» **Data entries**:
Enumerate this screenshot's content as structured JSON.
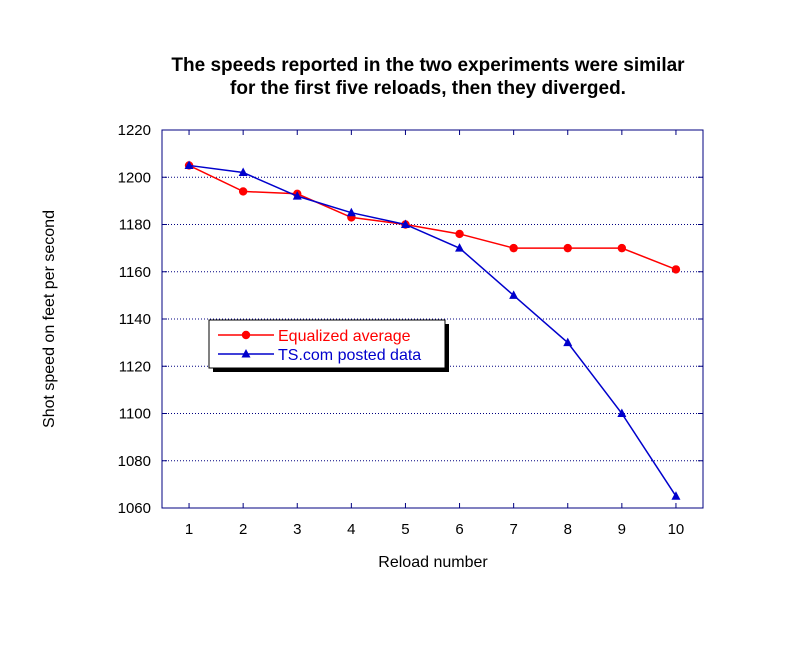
{
  "chart_data": {
    "type": "line",
    "title_lines": [
      "The speeds reported in the two experiments were similar",
      "for the first five reloads, then they diverged."
    ],
    "xlabel": "Reload number",
    "ylabel": "Shot speed on feet per second",
    "x": [
      1,
      2,
      3,
      4,
      5,
      6,
      7,
      8,
      9,
      10
    ],
    "x_tick_labels": [
      "1",
      "2",
      "3",
      "4",
      "5",
      "6",
      "7",
      "8",
      "9",
      "10"
    ],
    "xlim": [
      0.5,
      10.5
    ],
    "ylim": [
      1060,
      1220
    ],
    "y_ticks": [
      1060,
      1080,
      1100,
      1120,
      1140,
      1160,
      1180,
      1200,
      1220
    ],
    "y_tick_labels": [
      "1060",
      "1080",
      "1100",
      "1120",
      "1140",
      "1160",
      "1180",
      "1200",
      "1220"
    ],
    "grid": "horizontal-dotted",
    "legend_position": "center-left",
    "series": [
      {
        "name": "Equalized average",
        "color": "#ff0000",
        "marker": "circle",
        "values": [
          1205,
          1194,
          1193,
          1183,
          1180,
          1176,
          1170,
          1170,
          1170,
          1161
        ]
      },
      {
        "name": "TS.com posted data",
        "color": "#0000cc",
        "marker": "triangle",
        "values": [
          1205,
          1202,
          1192,
          1185,
          1180,
          1170,
          1150,
          1130,
          1100,
          1065
        ]
      }
    ]
  }
}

» **Task brief**: Report back each line of the entries that holds the string "name".

» **Solution to the problem**:
        "name": "Equalized average",
        "name": "TS.com posted data",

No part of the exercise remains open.